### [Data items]
________

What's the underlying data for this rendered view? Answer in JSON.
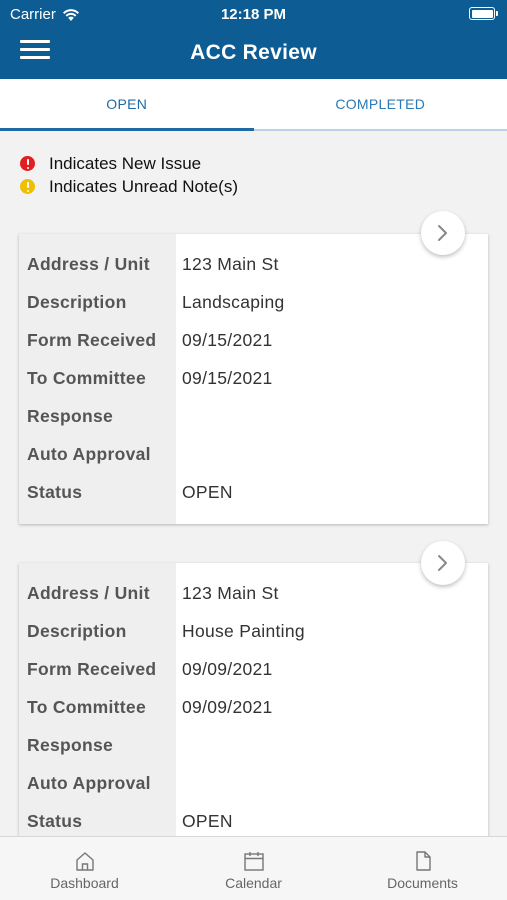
{
  "status_bar": {
    "carrier": "Carrier",
    "time": "12:18 PM"
  },
  "header": {
    "title": "ACC Review",
    "menu_icon": "hamburger-icon"
  },
  "tabs": [
    {
      "label": "OPEN",
      "active": true
    },
    {
      "label": "COMPLETED",
      "active": false
    }
  ],
  "legend": {
    "new_issue": {
      "text": "Indicates New Issue",
      "color": "#e02020"
    },
    "unread_note": {
      "text": "Indicates Unread Note(s)",
      "color": "#f0c000"
    }
  },
  "field_labels": {
    "address": "Address / Unit",
    "description": "Description",
    "form_received": "Form Received",
    "to_committee": "To Committee",
    "response": "Response",
    "auto_approval": "Auto Approval",
    "status": "Status"
  },
  "cards": [
    {
      "address": "123 Main St",
      "description": "Landscaping",
      "form_received": "09/15/2021",
      "to_committee": "09/15/2021",
      "response": "",
      "auto_approval": "",
      "status": "OPEN"
    },
    {
      "address": "123 Main St",
      "description": "House Painting",
      "form_received": "09/09/2021",
      "to_committee": "09/09/2021",
      "response": "",
      "auto_approval": "",
      "status": "OPEN"
    }
  ],
  "tabbar": [
    {
      "label": "Dashboard",
      "icon": "home-icon"
    },
    {
      "label": "Calendar",
      "icon": "calendar-icon"
    },
    {
      "label": "Documents",
      "icon": "document-icon"
    }
  ],
  "colors": {
    "header": "#0d5c93",
    "accent": "#1d6aa6"
  }
}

________

Extract the full listing above verbatim; pictures are to be left out of the copy.

What's the underlying data for this rendered view? Answer in JSON.
{
  "status_bar": {
    "carrier": "Carrier",
    "time": "12:18 PM"
  },
  "header": {
    "title": "ACC Review",
    "menu_icon": "hamburger-icon"
  },
  "tabs": [
    {
      "label": "OPEN",
      "active": true
    },
    {
      "label": "COMPLETED",
      "active": false
    }
  ],
  "legend": {
    "new_issue": {
      "text": "Indicates New Issue",
      "color": "#e02020"
    },
    "unread_note": {
      "text": "Indicates Unread Note(s)",
      "color": "#f0c000"
    }
  },
  "field_labels": {
    "address": "Address / Unit",
    "description": "Description",
    "form_received": "Form Received",
    "to_committee": "To Committee",
    "response": "Response",
    "auto_approval": "Auto Approval",
    "status": "Status"
  },
  "cards": [
    {
      "address": "123 Main St",
      "description": "Landscaping",
      "form_received": "09/15/2021",
      "to_committee": "09/15/2021",
      "response": "",
      "auto_approval": "",
      "status": "OPEN"
    },
    {
      "address": "123 Main St",
      "description": "House Painting",
      "form_received": "09/09/2021",
      "to_committee": "09/09/2021",
      "response": "",
      "auto_approval": "",
      "status": "OPEN"
    }
  ],
  "tabbar": [
    {
      "label": "Dashboard",
      "icon": "home-icon"
    },
    {
      "label": "Calendar",
      "icon": "calendar-icon"
    },
    {
      "label": "Documents",
      "icon": "document-icon"
    }
  ],
  "colors": {
    "header": "#0d5c93",
    "accent": "#1d6aa6"
  }
}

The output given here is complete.